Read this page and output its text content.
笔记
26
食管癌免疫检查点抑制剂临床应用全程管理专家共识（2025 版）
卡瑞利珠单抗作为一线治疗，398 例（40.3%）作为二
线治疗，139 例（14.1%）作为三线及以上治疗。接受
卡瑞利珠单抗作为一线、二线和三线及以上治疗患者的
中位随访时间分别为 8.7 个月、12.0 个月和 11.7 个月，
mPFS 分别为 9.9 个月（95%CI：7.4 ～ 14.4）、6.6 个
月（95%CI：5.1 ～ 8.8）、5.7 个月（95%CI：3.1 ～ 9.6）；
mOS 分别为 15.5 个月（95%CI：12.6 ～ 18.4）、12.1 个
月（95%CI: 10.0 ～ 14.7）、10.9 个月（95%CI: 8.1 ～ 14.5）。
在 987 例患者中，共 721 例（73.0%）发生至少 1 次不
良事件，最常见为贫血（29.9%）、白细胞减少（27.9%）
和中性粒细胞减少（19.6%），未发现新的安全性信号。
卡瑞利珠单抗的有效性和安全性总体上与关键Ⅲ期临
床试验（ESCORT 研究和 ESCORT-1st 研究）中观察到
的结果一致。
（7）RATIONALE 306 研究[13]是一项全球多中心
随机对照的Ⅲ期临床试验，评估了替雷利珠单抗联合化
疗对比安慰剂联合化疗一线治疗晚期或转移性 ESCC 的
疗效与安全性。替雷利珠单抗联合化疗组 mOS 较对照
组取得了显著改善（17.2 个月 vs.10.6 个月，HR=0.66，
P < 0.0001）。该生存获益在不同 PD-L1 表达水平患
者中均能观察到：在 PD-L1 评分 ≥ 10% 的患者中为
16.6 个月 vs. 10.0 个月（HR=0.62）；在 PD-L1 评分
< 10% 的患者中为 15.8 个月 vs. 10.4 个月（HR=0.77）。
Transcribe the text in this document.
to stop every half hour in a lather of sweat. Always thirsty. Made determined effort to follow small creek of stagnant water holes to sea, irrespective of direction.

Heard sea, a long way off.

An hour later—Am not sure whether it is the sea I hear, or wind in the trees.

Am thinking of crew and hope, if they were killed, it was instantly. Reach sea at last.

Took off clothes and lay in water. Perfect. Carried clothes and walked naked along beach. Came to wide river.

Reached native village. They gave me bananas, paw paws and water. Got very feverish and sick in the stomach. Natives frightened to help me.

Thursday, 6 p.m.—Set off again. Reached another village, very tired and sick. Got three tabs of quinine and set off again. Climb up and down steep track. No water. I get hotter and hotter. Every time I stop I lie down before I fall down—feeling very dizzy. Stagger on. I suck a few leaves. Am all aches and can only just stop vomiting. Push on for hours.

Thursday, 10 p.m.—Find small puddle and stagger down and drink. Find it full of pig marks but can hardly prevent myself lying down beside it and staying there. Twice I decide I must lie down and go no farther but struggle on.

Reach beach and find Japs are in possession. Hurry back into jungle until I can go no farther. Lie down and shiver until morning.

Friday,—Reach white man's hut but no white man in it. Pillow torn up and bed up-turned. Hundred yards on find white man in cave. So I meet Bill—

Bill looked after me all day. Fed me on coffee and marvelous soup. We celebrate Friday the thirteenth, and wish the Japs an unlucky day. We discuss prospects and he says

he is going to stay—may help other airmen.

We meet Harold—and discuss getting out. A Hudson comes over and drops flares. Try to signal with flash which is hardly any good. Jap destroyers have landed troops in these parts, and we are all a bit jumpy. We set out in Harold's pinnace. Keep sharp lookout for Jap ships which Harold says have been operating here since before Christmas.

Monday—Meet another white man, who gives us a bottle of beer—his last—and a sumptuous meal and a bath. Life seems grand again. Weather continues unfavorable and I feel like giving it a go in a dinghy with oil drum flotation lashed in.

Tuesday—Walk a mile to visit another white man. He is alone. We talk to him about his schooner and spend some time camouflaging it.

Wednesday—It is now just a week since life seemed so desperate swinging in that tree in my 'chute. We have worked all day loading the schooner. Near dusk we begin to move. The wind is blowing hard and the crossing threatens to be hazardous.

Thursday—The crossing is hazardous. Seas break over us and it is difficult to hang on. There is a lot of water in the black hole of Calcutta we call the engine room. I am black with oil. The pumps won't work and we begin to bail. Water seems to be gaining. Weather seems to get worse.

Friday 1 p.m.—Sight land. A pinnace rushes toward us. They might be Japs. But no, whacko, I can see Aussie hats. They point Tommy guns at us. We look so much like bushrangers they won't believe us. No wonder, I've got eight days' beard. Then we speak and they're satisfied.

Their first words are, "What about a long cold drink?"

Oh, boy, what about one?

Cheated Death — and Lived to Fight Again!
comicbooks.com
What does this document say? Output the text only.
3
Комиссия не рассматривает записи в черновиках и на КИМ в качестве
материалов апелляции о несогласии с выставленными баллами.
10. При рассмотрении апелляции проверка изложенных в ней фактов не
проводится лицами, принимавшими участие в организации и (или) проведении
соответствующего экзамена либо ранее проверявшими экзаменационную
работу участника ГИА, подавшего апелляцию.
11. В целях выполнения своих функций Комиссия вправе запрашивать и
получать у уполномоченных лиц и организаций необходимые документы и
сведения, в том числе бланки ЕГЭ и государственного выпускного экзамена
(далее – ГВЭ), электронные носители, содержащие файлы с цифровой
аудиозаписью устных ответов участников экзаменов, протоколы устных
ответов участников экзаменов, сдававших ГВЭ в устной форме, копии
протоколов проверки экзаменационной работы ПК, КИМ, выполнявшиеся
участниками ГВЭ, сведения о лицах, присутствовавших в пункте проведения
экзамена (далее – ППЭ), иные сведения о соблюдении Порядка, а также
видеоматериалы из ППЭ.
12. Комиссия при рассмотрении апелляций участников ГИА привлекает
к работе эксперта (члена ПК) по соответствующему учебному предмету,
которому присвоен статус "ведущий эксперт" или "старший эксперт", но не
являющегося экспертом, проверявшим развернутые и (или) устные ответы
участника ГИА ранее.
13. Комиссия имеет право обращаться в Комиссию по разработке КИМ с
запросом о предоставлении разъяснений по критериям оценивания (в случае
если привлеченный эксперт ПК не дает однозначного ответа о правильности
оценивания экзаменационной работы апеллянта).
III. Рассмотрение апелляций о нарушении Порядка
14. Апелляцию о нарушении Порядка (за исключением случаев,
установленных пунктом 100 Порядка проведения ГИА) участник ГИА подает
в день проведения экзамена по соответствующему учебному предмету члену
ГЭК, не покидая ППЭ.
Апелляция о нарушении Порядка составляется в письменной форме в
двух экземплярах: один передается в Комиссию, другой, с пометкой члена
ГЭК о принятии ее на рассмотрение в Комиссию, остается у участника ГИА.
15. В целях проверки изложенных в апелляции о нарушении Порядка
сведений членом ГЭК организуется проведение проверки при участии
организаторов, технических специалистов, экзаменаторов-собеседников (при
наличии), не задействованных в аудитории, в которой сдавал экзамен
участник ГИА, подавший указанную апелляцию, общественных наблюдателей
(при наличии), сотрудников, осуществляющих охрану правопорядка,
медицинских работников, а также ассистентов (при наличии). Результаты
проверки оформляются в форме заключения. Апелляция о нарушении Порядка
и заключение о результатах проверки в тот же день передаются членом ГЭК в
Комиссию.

**********

■ Exercise: Send back every record, precisely as written.

■ Solution to this task:
Read this page and output its text content.
笔记
26
食管癌免疫检查点抑制剂临床应用全程管理专家共识（2025 版）
卡瑞利珠单抗作为一线治疗，398 例（40.3%）作为二
线治疗，139 例（14.1%）作为三线及以上治疗。接受
卡瑞利珠单抗作为一线、二线和三线及以上治疗患者的
中位随访时间分别为 8.7 个月、12.0 个月和 11.7 个月，
mPFS 分别为 9.9 个月（95%CI：7.4 ～ 14.4）、6.6 个
月（95%CI：5.1 ～ 8.8）、5.7 个月（95%CI：3.1 ～ 9.6）；
mOS 分别为 15.5 个月（95%CI：12.6 ～ 18.4）、12.1 个
月（95%CI: 10.0 ～ 14.7）、10.9 个月（95%CI: 8.1 ～ 14.5）。
在 987 例患者中，共 721 例（73.0%）发生至少 1 次不
良事件，最常见为贫血（29.9%）、白细胞减少（27.9%）
和中性粒细胞减少（19.6%），未发现新的安全性信号。
卡瑞利珠单抗的有效性和安全性总体上与关键Ⅲ期临
床试验（ESCORT 研究和 ESCORT-1st 研究）中观察到
的结果一致。
（7）RATIONALE 306 研究[13]是一项全球多中心
随机对照的Ⅲ期临床试验，评估了替雷利珠单抗联合化
疗对比安慰剂联合化疗一线治疗晚期或转移性 ESCC 的
疗效与安全性。替雷利珠单抗联合化疗组 mOS 较对照
组取得了显著改善（17.2 个月 vs.10.6 个月，HR=0.66，
P < 0.0001）。该生存获益在不同 PD-L1 表达水平患
者中均能观察到：在 PD-L1 评分 ≥ 10% 的患者中为
16.6 个月 vs. 10.0 个月（HR=0.62）；在 PD-L1 评分
< 10% 的患者中为 15.8 个月 vs. 10.4 个月（HR=0.77）。
Transcribe the text in this document.
to stop every half hour in a lather of sweat. Always thirsty. Made determined effort to follow small creek of stagnant water holes to sea, irrespective of direction.

Heard sea, a long way off.

An hour later—Am not sure whether it is the sea I hear, or wind in the trees.

Am thinking of crew and hope, if they were killed, it was instantly. Reach sea at last.

Took off clothes and lay in water. Perfect. Carried clothes and walked naked along beach. Came to wide river.

Reached native village. They gave me bananas, paw paws and water. Got very feverish and sick in the stomach. Natives frightened to help me.

Thursday, 6 p.m.—Set off again. Reached another village, very tired and sick. Got three tabs of quinine and set off again. Climb up and down steep track. No water. I get hotter and hotter. Every time I stop I lie down before I fall down—feeling very dizzy. Stagger on. I suck a few leaves. Am all aches and can only just stop vomiting. Push on for hours.

Thursday, 10 p.m.—Find small puddle and stagger down and drink. Find it full of pig marks but can hardly prevent myself lying down beside it and staying there. Twice I decide I must lie down and go no farther but struggle on.

Reach beach and find Japs are in possession. Hurry back into jungle until I can go no farther. Lie down and shiver until morning.

Friday,—Reach white man's hut but no white man in it. Pillow torn up and bed up-turned. Hundred yards on find white man in cave. So I meet Bill—

Bill looked after me all day. Fed me on coffee and marvelous soup. We celebrate Friday the thirteenth, and wish the Japs an unlucky day. We discuss prospects and he says

he is going to stay—may help other airmen.

We meet Harold—and discuss getting out. A Hudson comes over and drops flares. Try to signal with flash which is hardly any good. Jap destroyers have landed troops in these parts, and we are all a bit jumpy. We set out in Harold's pinnace. Keep sharp lookout for Jap ships which Harold says have been operating here since before Christmas.

Monday—Meet another white man, who gives us a bottle of beer—his last—and a sumptuous meal and a bath. Life seems grand again. Weather continues unfavorable and I feel like giving it a go in a dinghy with oil drum flotation lashed in.

Tuesday—Walk a mile to visit another white man. He is alone. We talk to him about his schooner and spend some time camouflaging it.

Wednesday—It is now just a week since life seemed so desperate swinging in that tree in my 'chute. We have worked all day loading the schooner. Near dusk we begin to move. The wind is blowing hard and the crossing threatens to be hazardous.

Thursday—The crossing is hazardous. Seas break over us and it is difficult to hang on. There is a lot of water in the black hole of Calcutta we call the engine room. I am black with oil. The pumps won't work and we begin to bail. Water seems to be gaining. Weather seems to get worse.

Friday 1 p.m.—Sight land. A pinnace rushes toward us. They might be Japs. But no, whacko, I can see Aussie hats. They point Tommy guns at us. We look so much like bushrangers they won't believe us. No wonder, I've got eight days' beard. Then we speak and they're satisfied.

Their first words are, "What about a long cold drink?"

Oh, boy, what about one?

Cheated Death — and Lived to Fight Again!
comicbooks.com
What does this document say? Output the text only.
3
Комиссия не рассматривает записи в черновиках и на КИМ в качестве
материалов апелляции о несогласии с выставленными баллами.
10. При рассмотрении апелляции проверка изложенных в ней фактов не
проводится лицами, принимавшими участие в организации и (или) проведении
соответствующего экзамена либо ранее проверявшими экзаменационную
работу участника ГИА, подавшего апелляцию.
11. В целях выполнения своих функций Комиссия вправе запрашивать и
получать у уполномоченных лиц и организаций необходимые документы и
сведения, в том числе бланки ЕГЭ и государственного выпускного экзамена
(далее – ГВЭ), электронные носители, содержащие файлы с цифровой
аудиозаписью устных ответов участников экзаменов, протоколы устных
ответов участников экзаменов, сдававших ГВЭ в устной форме, копии
протоколов проверки экзаменационной работы ПК, КИМ, выполнявшиеся
участниками ГВЭ, сведения о лицах, присутствовавших в пункте проведения
экзамена (далее – ППЭ), иные сведения о соблюдении Порядка, а также
видеоматериалы из ППЭ.
12. Комиссия при рассмотрении апелляций участников ГИА привлекает
к работе эксперта (члена ПК) по соответствующему учебному предмету,
которому присвоен статус "ведущий эксперт" или "старший эксперт", но не
являющегося экспертом, проверявшим развернутые и (или) устные ответы
участника ГИА ранее.
13. Комиссия имеет право обращаться в Комиссию по разработке КИМ с
запросом о предоставлении разъяснений по критериям оценивания (в случае
если привлеченный эксперт ПК не дает однозначного ответа о правильности
оценивания экзаменационной работы апеллянта).
III. Рассмотрение апелляций о нарушении Порядка
14. Апелляцию о нарушении Порядка (за исключением случаев,
установленных пунктом 100 Порядка проведения ГИА) участник ГИА подает
в день проведения экзамена по соответствующему учебному предмету члену
ГЭК, не покидая ППЭ.
Апелляция о нарушении Порядка составляется в письменной форме в
двух экземплярах: один передается в Комиссию, другой, с пометкой члена
ГЭК о принятии ее на рассмотрение в Комиссию, остается у участника ГИА.
15. В целях проверки изложенных в апелляции о нарушении Порядка
сведений членом ГЭК организуется проведение проверки при участии
организаторов, технических специалистов, экзаменаторов-собеседников (при
наличии), не задействованных в аудитории, в которой сдавал экзамен
участник ГИА, подавший указанную апелляцию, общественных наблюдателей
(при наличии), сотрудников, осуществляющих охрану правопорядка,
медицинских работников, а также ассистентов (при наличии). Результаты
проверки оформляются в форме заключения. Апелляция о нарушении Порядка
и заключение о результатах проверки в тот же день передаются членом ГЭК в
Комиссию.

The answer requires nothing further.